§ What is being asked: Search the listing for "label" and copy every line where it appears.

Extracted records
* begin *
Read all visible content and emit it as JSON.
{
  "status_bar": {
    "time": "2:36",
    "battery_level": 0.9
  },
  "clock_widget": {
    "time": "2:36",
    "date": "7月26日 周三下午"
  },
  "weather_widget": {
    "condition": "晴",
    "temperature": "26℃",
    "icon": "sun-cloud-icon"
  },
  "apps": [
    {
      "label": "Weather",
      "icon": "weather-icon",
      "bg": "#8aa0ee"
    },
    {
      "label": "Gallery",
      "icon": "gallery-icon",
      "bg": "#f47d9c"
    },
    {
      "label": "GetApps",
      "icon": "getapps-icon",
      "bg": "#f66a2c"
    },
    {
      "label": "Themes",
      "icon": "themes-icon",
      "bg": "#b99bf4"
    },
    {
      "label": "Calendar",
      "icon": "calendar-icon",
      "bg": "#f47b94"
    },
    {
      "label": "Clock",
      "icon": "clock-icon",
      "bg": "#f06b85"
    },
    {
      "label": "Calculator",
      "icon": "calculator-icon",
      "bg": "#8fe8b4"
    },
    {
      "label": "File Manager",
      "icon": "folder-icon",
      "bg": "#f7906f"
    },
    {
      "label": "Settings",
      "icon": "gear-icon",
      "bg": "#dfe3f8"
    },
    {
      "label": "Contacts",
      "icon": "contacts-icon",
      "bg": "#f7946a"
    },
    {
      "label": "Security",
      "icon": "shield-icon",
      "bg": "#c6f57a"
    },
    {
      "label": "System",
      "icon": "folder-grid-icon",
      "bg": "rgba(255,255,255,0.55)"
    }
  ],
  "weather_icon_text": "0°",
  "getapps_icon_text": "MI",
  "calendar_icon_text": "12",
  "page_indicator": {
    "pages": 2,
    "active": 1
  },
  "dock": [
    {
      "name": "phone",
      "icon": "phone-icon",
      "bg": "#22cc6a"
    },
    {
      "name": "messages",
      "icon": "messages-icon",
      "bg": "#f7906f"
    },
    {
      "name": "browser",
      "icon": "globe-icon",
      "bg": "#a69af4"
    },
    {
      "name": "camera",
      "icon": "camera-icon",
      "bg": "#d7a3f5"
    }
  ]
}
* end *
§ Correct response:
      "label": "Weather",
      "label": "Gallery",
      "label": "GetApps",
      "label": "Themes",
      "label": "Calendar",
      "label": "Clock",
      "label": "Calculator",
      "label": "File Manager",
      "label": "Settings",
      "label": "Contacts",
      "label": "Security",
      "label": "System",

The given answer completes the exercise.